● **REQUIREMENT**
Retype the listing that follows, word for word.

Stored data entries
· · · · ·

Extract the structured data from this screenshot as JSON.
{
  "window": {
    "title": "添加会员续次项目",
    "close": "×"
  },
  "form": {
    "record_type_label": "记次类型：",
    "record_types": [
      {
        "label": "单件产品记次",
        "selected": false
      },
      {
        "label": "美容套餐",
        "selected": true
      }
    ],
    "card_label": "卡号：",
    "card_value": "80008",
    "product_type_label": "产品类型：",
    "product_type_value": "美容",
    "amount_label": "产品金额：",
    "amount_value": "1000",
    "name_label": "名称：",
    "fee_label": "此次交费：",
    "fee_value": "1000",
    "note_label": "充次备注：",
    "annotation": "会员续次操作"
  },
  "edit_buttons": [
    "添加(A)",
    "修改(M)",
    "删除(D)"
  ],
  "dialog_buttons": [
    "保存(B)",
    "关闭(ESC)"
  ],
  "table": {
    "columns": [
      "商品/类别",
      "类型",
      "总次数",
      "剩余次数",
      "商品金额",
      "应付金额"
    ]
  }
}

· · · · ·

● **EXERCISE RESULT**
Extract the structured data from this screenshot as JSON.
{
  "window": {
    "title": "添加会员续次项目",
    "close": "×"
  },
  "form": {
    "record_type_label": "记次类型：",
    "record_types": [
      {
        "label": "单件产品记次",
        "selected": false
      },
      {
        "label": "美容套餐",
        "selected": true
      }
    ],
    "card_label": "卡号：",
    "card_value": "80008",
    "product_type_label": "产品类型：",
    "product_type_value": "美容",
    "amount_label": "产品金额：",
    "amount_value": "1000",
    "name_label": "名称：",
    "fee_label": "此次交费：",
    "fee_value": "1000",
    "note_label": "充次备注：",
    "annotation": "会员续次操作"
  },
  "edit_buttons": [
    "添加(A)",
    "修改(M)",
    "删除(D)"
  ],
  "dialog_buttons": [
    "保存(B)",
    "关闭(ESC)"
  ],
  "table": {
    "columns": [
      "商品/类别",
      "类型",
      "总次数",
      "剩余次数",
      "商品金额",
      "应付金额"
    ]
  }
}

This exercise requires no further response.